## Begin Working data

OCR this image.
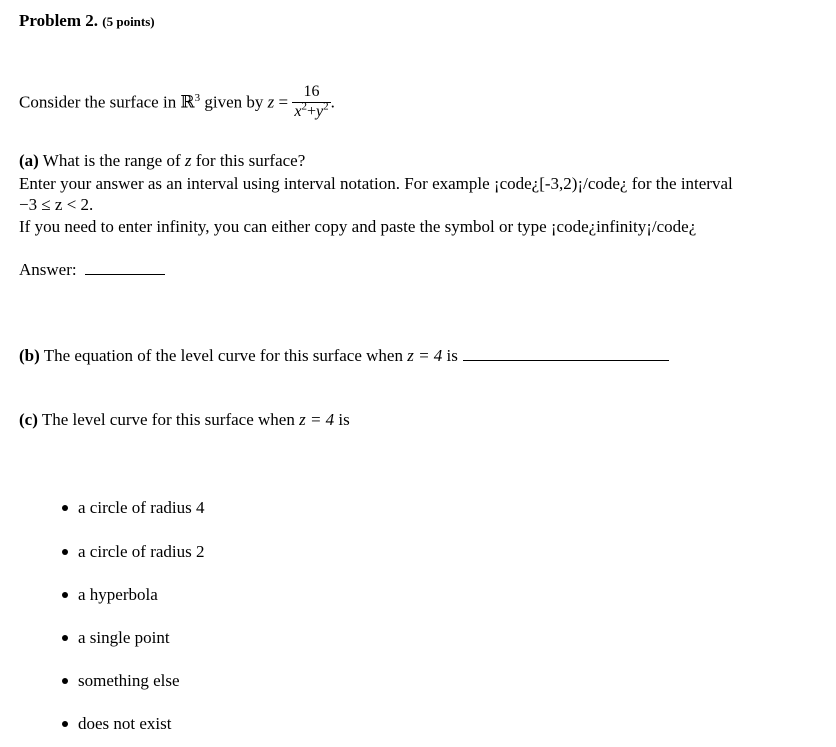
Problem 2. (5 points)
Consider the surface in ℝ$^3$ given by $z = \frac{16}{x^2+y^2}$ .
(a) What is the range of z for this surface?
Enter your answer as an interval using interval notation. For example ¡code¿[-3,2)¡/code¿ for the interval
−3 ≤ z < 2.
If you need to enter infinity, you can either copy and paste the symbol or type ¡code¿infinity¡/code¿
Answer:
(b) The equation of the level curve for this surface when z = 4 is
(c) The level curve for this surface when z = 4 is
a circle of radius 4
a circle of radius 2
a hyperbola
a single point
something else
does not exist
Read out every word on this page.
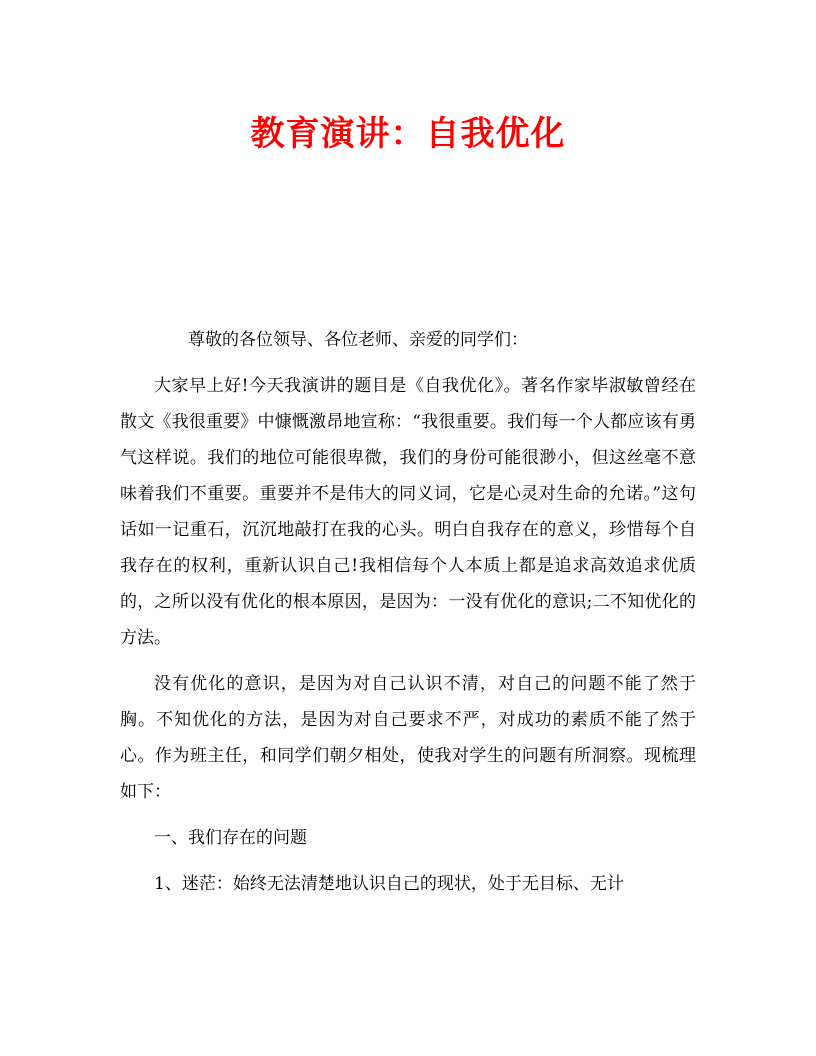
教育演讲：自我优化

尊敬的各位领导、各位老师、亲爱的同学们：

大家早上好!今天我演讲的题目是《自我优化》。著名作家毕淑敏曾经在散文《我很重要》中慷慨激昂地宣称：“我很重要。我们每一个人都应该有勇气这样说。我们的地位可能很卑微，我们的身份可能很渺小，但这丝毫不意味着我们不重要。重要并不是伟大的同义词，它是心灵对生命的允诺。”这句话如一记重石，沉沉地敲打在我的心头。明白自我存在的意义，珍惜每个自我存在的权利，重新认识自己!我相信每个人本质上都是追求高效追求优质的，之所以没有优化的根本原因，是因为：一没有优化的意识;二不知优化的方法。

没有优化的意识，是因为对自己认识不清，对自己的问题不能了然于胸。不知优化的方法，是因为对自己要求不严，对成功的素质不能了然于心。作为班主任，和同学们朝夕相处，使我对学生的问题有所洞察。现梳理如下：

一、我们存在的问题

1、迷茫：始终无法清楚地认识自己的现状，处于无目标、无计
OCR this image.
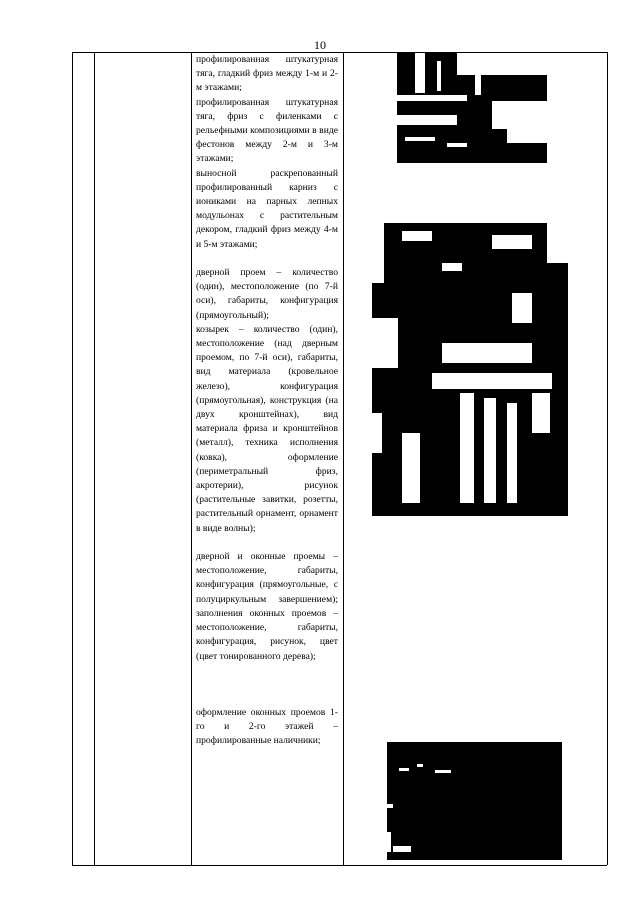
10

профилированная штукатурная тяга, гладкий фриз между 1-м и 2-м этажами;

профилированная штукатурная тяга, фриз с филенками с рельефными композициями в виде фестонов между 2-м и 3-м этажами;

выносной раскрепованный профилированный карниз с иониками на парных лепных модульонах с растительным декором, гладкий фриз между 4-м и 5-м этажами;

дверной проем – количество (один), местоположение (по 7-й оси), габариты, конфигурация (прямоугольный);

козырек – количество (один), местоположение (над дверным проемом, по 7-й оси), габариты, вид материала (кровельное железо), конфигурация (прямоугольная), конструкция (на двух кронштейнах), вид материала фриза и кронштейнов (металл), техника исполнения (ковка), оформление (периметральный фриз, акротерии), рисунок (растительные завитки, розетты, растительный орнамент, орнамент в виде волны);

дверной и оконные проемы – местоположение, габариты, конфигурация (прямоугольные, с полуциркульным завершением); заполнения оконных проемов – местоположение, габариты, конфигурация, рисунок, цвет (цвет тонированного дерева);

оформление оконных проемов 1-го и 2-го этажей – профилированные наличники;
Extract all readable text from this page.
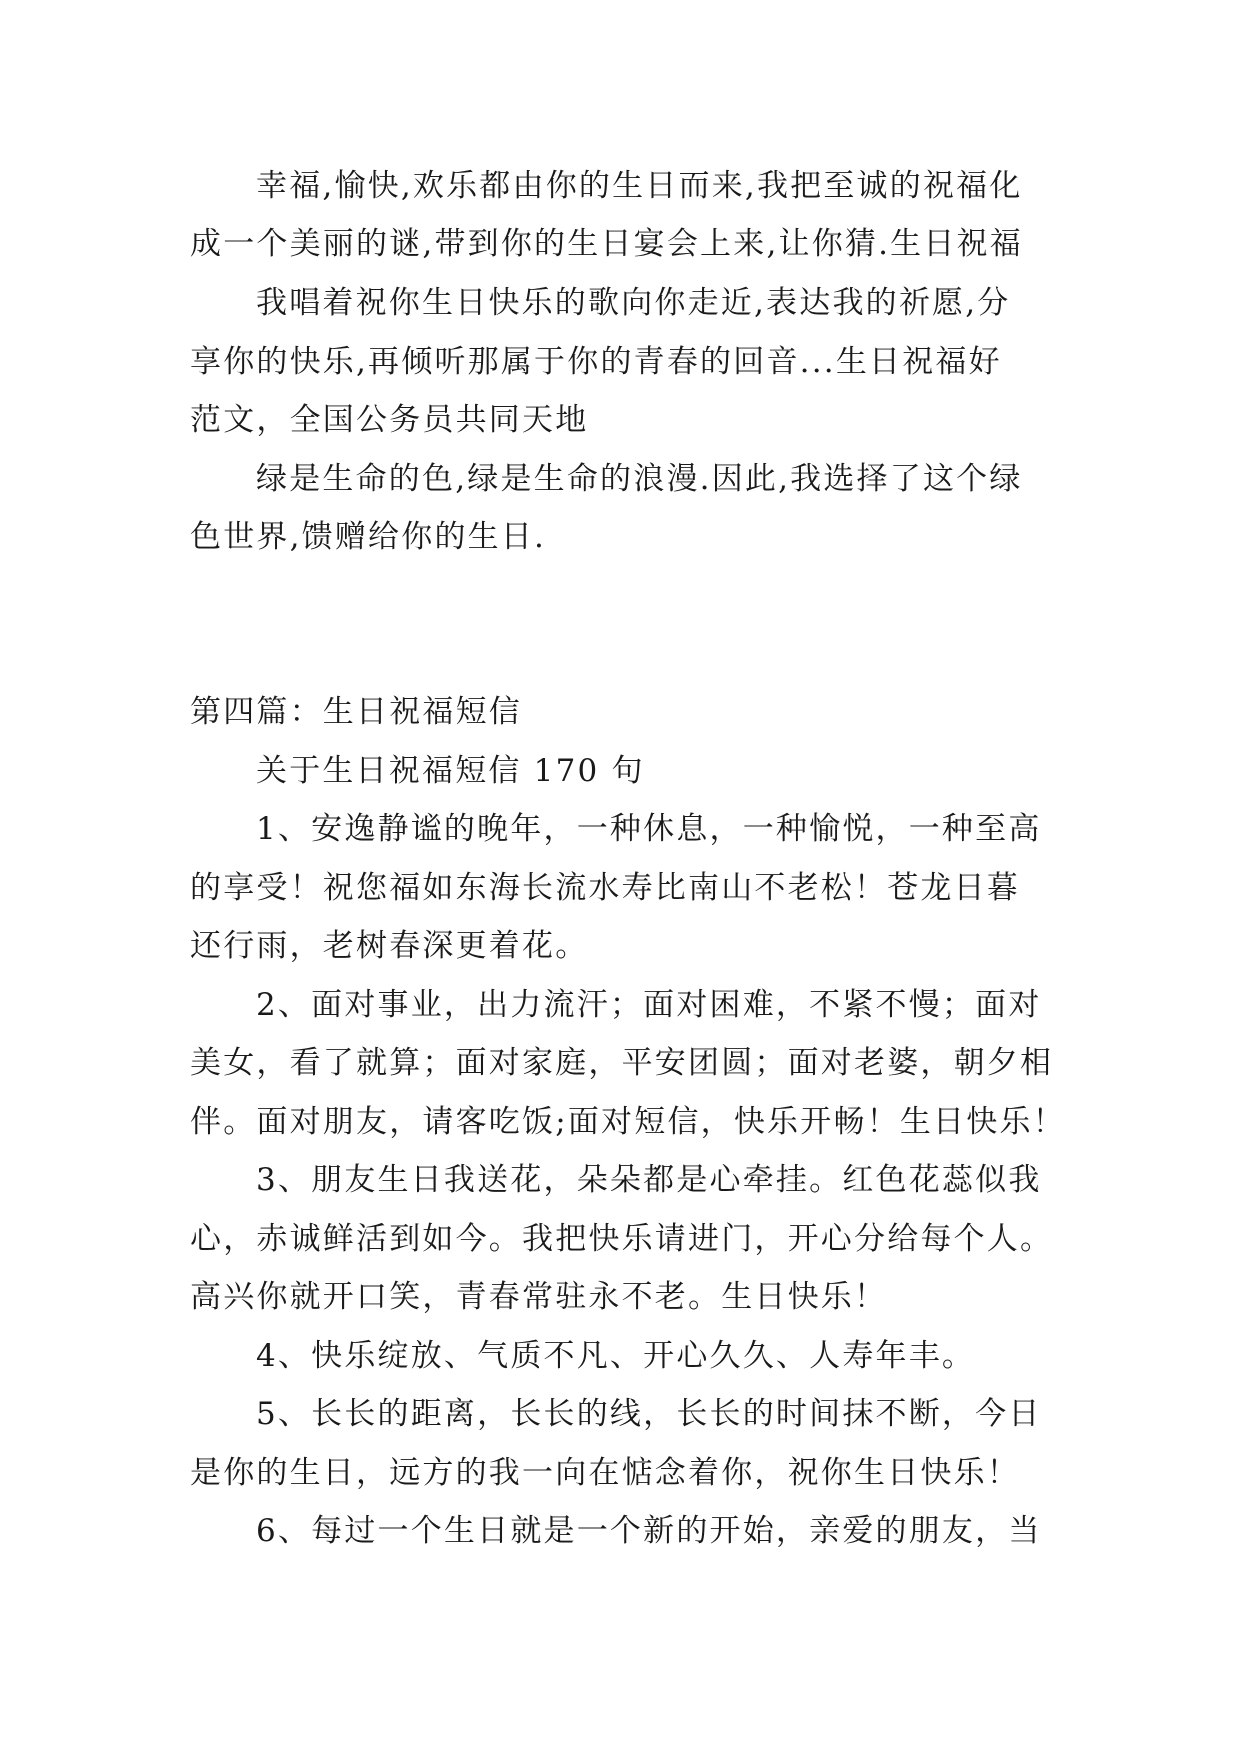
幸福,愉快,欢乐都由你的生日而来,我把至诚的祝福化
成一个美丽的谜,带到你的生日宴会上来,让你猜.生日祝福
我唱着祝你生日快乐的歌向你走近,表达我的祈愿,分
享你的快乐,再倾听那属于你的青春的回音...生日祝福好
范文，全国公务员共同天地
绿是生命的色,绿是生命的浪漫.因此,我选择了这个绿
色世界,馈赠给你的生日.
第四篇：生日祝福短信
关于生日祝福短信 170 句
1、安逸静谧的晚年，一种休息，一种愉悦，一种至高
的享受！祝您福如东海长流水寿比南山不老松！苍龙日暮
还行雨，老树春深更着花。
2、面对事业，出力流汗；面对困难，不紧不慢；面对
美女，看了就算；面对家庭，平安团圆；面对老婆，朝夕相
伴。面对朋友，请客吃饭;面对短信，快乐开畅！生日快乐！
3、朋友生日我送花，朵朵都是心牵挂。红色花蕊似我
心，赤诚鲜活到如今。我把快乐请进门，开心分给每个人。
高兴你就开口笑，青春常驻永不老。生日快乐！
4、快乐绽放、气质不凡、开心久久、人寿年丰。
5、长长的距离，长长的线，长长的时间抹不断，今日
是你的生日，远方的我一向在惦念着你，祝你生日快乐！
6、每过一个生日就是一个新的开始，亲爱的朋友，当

## End Working data

→ **The request**: Nothing but the pictures may be dropped; output the records above exactly.

→ **Exercise response**:
OCR this image.
Problem 2. (5 points)
Consider the surface in ℝ$^3$ given by $z = \frac{16}{x^2+y^2}$ .
(a) What is the range of z for this surface?
Enter your answer as an interval using interval notation. For example ¡code¿[-3,2)¡/code¿ for the interval
−3 ≤ z < 2.
If you need to enter infinity, you can either copy and paste the symbol or type ¡code¿infinity¡/code¿
Answer:
(b) The equation of the level curve for this surface when z = 4 is
(c) The level curve for this surface when z = 4 is
a circle of radius 4
a circle of radius 2
a hyperbola
a single point
something else
does not exist
Read out every word on this page.
教育演讲：自我优化

尊敬的各位领导、各位老师、亲爱的同学们：

大家早上好!今天我演讲的题目是《自我优化》。著名作家毕淑敏曾经在散文《我很重要》中慷慨激昂地宣称：“我很重要。我们每一个人都应该有勇气这样说。我们的地位可能很卑微，我们的身份可能很渺小，但这丝毫不意味着我们不重要。重要并不是伟大的同义词，它是心灵对生命的允诺。”这句话如一记重石，沉沉地敲打在我的心头。明白自我存在的意义，珍惜每个自我存在的权利，重新认识自己!我相信每个人本质上都是追求高效追求优质的，之所以没有优化的根本原因，是因为：一没有优化的意识;二不知优化的方法。

没有优化的意识，是因为对自己认识不清，对自己的问题不能了然于胸。不知优化的方法，是因为对自己要求不严，对成功的素质不能了然于心。作为班主任，和同学们朝夕相处，使我对学生的问题有所洞察。现梳理如下：

一、我们存在的问题

1、迷茫：始终无法清楚地认识自己的现状，处于无目标、无计
OCR this image.
10

профилированная штукатурная тяга, гладкий фриз между 1-м и 2-м этажами;

профилированная штукатурная тяга, фриз с филенками с рельефными композициями в виде фестонов между 2-м и 3-м этажами;

выносной раскрепованный профилированный карниз с иониками на парных лепных модульонах с растительным декором, гладкий фриз между 4-м и 5-м этажами;

дверной проем – количество (один), местоположение (по 7-й оси), габариты, конфигурация (прямоугольный);

козырек – количество (один), местоположение (над дверным проемом, по 7-й оси), габариты, вид материала (кровельное железо), конфигурация (прямоугольная), конструкция (на двух кронштейнах), вид материала фриза и кронштейнов (металл), техника исполнения (ковка), оформление (периметральный фриз, акротерии), рисунок (растительные завитки, розетты, растительный орнамент, орнамент в виде волны);

дверной и оконные проемы – местоположение, габариты, конфигурация (прямоугольные, с полуциркульным завершением); заполнения оконных проемов – местоположение, габариты, конфигурация, рисунок, цвет (цвет тонированного дерева);

оформление оконных проемов 1-го и 2-го этажей – профилированные наличники;
Extract all readable text from this page.
幸福,愉快,欢乐都由你的生日而来,我把至诚的祝福化
成一个美丽的谜,带到你的生日宴会上来,让你猜.生日祝福
我唱着祝你生日快乐的歌向你走近,表达我的祈愿,分
享你的快乐,再倾听那属于你的青春的回音...生日祝福好
范文，全国公务员共同天地
绿是生命的色,绿是生命的浪漫.因此,我选择了这个绿
色世界,馈赠给你的生日.
第四篇：生日祝福短信
关于生日祝福短信 170 句
1、安逸静谧的晚年，一种休息，一种愉悦，一种至高
的享受！祝您福如东海长流水寿比南山不老松！苍龙日暮
还行雨，老树春深更着花。
2、面对事业，出力流汗；面对困难，不紧不慢；面对
美女，看了就算；面对家庭，平安团圆；面对老婆，朝夕相
伴。面对朋友，请客吃饭;面对短信，快乐开畅！生日快乐！
3、朋友生日我送花，朵朵都是心牵挂。红色花蕊似我
心，赤诚鲜活到如今。我把快乐请进门，开心分给每个人。
高兴你就开口笑，青春常驻永不老。生日快乐！
4、快乐绽放、气质不凡、开心久久、人寿年丰。
5、长长的距离，长长的线，长长的时间抹不断，今日
是你的生日，远方的我一向在惦念着你，祝你生日快乐！
6、每过一个生日就是一个新的开始，亲爱的朋友，当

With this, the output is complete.